**PROBLEM STATEMENT**
Your task is to repeat the listing exactly.
++++++++++
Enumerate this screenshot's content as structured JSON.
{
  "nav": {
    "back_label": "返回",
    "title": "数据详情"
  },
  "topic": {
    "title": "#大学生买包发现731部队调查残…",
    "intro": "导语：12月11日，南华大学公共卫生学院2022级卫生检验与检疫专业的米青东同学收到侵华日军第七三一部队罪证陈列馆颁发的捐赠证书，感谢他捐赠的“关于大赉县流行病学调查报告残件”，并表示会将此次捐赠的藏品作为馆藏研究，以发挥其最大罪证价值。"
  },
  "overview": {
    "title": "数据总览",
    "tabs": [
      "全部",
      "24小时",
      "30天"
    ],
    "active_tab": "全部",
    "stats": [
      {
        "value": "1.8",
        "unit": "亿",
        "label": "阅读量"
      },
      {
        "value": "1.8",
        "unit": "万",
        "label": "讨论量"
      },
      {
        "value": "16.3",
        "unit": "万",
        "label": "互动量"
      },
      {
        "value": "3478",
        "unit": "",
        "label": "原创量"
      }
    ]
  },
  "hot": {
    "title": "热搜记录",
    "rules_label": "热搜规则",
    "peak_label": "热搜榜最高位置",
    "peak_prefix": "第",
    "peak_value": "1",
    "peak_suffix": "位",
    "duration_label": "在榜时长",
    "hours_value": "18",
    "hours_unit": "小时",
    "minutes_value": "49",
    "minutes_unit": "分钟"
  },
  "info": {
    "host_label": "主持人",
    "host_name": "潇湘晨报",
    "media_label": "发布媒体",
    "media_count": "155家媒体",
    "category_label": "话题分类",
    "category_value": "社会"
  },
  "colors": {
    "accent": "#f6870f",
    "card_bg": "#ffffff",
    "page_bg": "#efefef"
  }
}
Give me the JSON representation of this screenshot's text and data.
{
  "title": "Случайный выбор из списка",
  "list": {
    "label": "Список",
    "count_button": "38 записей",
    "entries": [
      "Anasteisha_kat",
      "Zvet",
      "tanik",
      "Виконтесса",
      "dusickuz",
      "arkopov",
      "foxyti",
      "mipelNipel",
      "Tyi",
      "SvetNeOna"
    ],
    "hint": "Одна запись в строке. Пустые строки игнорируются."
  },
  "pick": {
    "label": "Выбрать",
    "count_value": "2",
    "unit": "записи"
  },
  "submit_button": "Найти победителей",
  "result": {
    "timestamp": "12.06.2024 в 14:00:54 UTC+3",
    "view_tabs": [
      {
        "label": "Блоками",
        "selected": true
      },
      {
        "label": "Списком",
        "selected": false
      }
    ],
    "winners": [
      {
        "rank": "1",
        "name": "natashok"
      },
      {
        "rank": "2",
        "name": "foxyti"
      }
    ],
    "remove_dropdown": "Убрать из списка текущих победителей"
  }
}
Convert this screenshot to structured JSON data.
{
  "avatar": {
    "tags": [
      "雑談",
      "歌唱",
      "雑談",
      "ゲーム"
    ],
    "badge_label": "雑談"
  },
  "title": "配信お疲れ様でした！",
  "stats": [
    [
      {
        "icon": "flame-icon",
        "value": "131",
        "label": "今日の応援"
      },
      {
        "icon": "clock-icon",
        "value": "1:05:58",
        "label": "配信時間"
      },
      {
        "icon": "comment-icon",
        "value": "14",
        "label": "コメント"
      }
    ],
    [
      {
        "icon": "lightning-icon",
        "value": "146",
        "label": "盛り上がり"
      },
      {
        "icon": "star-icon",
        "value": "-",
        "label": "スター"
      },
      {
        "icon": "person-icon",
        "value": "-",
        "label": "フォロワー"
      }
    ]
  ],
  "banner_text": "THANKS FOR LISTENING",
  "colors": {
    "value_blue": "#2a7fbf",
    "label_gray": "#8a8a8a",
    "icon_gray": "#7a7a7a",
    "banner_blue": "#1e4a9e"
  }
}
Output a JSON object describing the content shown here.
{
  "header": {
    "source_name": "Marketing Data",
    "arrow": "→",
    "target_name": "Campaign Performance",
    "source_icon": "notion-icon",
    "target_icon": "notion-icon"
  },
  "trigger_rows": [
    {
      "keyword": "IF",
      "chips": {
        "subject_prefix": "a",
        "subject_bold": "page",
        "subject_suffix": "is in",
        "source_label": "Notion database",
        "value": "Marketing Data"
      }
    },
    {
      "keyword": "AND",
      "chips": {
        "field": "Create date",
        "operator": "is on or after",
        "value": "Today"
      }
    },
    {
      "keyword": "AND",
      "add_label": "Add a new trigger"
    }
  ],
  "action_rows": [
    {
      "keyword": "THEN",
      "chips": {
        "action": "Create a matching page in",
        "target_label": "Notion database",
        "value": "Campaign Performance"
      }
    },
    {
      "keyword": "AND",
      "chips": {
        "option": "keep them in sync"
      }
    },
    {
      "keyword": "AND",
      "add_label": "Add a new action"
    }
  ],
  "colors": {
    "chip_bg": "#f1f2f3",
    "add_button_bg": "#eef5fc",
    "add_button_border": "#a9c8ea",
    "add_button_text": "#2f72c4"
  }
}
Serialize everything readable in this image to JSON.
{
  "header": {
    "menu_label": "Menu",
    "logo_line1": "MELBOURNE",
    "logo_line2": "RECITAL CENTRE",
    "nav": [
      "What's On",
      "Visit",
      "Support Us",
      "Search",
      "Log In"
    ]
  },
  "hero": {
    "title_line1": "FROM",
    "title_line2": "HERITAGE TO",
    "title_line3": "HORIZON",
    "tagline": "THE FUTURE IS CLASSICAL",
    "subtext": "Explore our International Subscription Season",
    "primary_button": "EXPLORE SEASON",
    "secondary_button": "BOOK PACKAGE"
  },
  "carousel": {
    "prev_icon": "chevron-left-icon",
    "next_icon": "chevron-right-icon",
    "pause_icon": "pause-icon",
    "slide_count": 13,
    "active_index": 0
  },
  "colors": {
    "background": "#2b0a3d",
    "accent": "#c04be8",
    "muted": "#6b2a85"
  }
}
++++++++++
**SOLVED EXERCISE**
Enumerate this screenshot's content as structured JSON.
{
  "nav": {
    "back_label": "返回",
    "title": "数据详情"
  },
  "topic": {
    "title": "#大学生买包发现731部队调查残…",
    "intro": "导语：12月11日，南华大学公共卫生学院2022级卫生检验与检疫专业的米青东同学收到侵华日军第七三一部队罪证陈列馆颁发的捐赠证书，感谢他捐赠的“关于大赉县流行病学调查报告残件”，并表示会将此次捐赠的藏品作为馆藏研究，以发挥其最大罪证价值。"
  },
  "overview": {
    "title": "数据总览",
    "tabs": [
      "全部",
      "24小时",
      "30天"
    ],
    "active_tab": "全部",
    "stats": [
      {
        "value": "1.8",
        "unit": "亿",
        "label": "阅读量"
      },
      {
        "value": "1.8",
        "unit": "万",
        "label": "讨论量"
      },
      {
        "value": "16.3",
        "unit": "万",
        "label": "互动量"
      },
      {
        "value": "3478",
        "unit": "",
        "label": "原创量"
      }
    ]
  },
  "hot": {
    "title": "热搜记录",
    "rules_label": "热搜规则",
    "peak_label": "热搜榜最高位置",
    "peak_prefix": "第",
    "peak_value": "1",
    "peak_suffix": "位",
    "duration_label": "在榜时长",
    "hours_value": "18",
    "hours_unit": "小时",
    "minutes_value": "49",
    "minutes_unit": "分钟"
  },
  "info": {
    "host_label": "主持人",
    "host_name": "潇湘晨报",
    "media_label": "发布媒体",
    "media_count": "155家媒体",
    "category_label": "话题分类",
    "category_value": "社会"
  },
  "colors": {
    "accent": "#f6870f",
    "card_bg": "#ffffff",
    "page_bg": "#efefef"
  }
}
Give me the JSON representation of this screenshot's text and data.
{
  "title": "Случайный выбор из списка",
  "list": {
    "label": "Список",
    "count_button": "38 записей",
    "entries": [
      "Anasteisha_kat",
      "Zvet",
      "tanik",
      "Виконтесса",
      "dusickuz",
      "arkopov",
      "foxyti",
      "mipelNipel",
      "Tyi",
      "SvetNeOna"
    ],
    "hint": "Одна запись в строке. Пустые строки игнорируются."
  },
  "pick": {
    "label": "Выбрать",
    "count_value": "2",
    "unit": "записи"
  },
  "submit_button": "Найти победителей",
  "result": {
    "timestamp": "12.06.2024 в 14:00:54 UTC+3",
    "view_tabs": [
      {
        "label": "Блоками",
        "selected": true
      },
      {
        "label": "Списком",
        "selected": false
      }
    ],
    "winners": [
      {
        "rank": "1",
        "name": "natashok"
      },
      {
        "rank": "2",
        "name": "foxyti"
      }
    ],
    "remove_dropdown": "Убрать из списка текущих победителей"
  }
}
Convert this screenshot to structured JSON data.
{
  "avatar": {
    "tags": [
      "雑談",
      "歌唱",
      "雑談",
      "ゲーム"
    ],
    "badge_label": "雑談"
  },
  "title": "配信お疲れ様でした！",
  "stats": [
    [
      {
        "icon": "flame-icon",
        "value": "131",
        "label": "今日の応援"
      },
      {
        "icon": "clock-icon",
        "value": "1:05:58",
        "label": "配信時間"
      },
      {
        "icon": "comment-icon",
        "value": "14",
        "label": "コメント"
      }
    ],
    [
      {
        "icon": "lightning-icon",
        "value": "146",
        "label": "盛り上がり"
      },
      {
        "icon": "star-icon",
        "value": "-",
        "label": "スター"
      },
      {
        "icon": "person-icon",
        "value": "-",
        "label": "フォロワー"
      }
    ]
  ],
  "banner_text": "THANKS FOR LISTENING",
  "colors": {
    "value_blue": "#2a7fbf",
    "label_gray": "#8a8a8a",
    "icon_gray": "#7a7a7a",
    "banner_blue": "#1e4a9e"
  }
}
Output a JSON object describing the content shown here.
{
  "header": {
    "source_name": "Marketing Data",
    "arrow": "→",
    "target_name": "Campaign Performance",
    "source_icon": "notion-icon",
    "target_icon": "notion-icon"
  },
  "trigger_rows": [
    {
      "keyword": "IF",
      "chips": {
        "subject_prefix": "a",
        "subject_bold": "page",
        "subject_suffix": "is in",
        "source_label": "Notion database",
        "value": "Marketing Data"
      }
    },
    {
      "keyword": "AND",
      "chips": {
        "field": "Create date",
        "operator": "is on or after",
        "value": "Today"
      }
    },
    {
      "keyword": "AND",
      "add_label": "Add a new trigger"
    }
  ],
  "action_rows": [
    {
      "keyword": "THEN",
      "chips": {
        "action": "Create a matching page in",
        "target_label": "Notion database",
        "value": "Campaign Performance"
      }
    },
    {
      "keyword": "AND",
      "chips": {
        "option": "keep them in sync"
      }
    },
    {
      "keyword": "AND",
      "add_label": "Add a new action"
    }
  ],
  "colors": {
    "chip_bg": "#f1f2f3",
    "add_button_bg": "#eef5fc",
    "add_button_border": "#a9c8ea",
    "add_button_text": "#2f72c4"
  }
}
Serialize everything readable in this image to JSON.
{
  "header": {
    "menu_label": "Menu",
    "logo_line1": "MELBOURNE",
    "logo_line2": "RECITAL CENTRE",
    "nav": [
      "What's On",
      "Visit",
      "Support Us",
      "Search",
      "Log In"
    ]
  },
  "hero": {
    "title_line1": "FROM",
    "title_line2": "HERITAGE TO",
    "title_line3": "HORIZON",
    "tagline": "THE FUTURE IS CLASSICAL",
    "subtext": "Explore our International Subscription Season",
    "primary_button": "EXPLORE SEASON",
    "secondary_button": "BOOK PACKAGE"
  },
  "carousel": {
    "prev_icon": "chevron-left-icon",
    "next_icon": "chevron-right-icon",
    "pause_icon": "pause-icon",
    "slide_count": 13,
    "active_index": 0
  },
  "colors": {
    "background": "#2b0a3d",
    "accent": "#c04be8",
    "muted": "#6b2a85"
  }
}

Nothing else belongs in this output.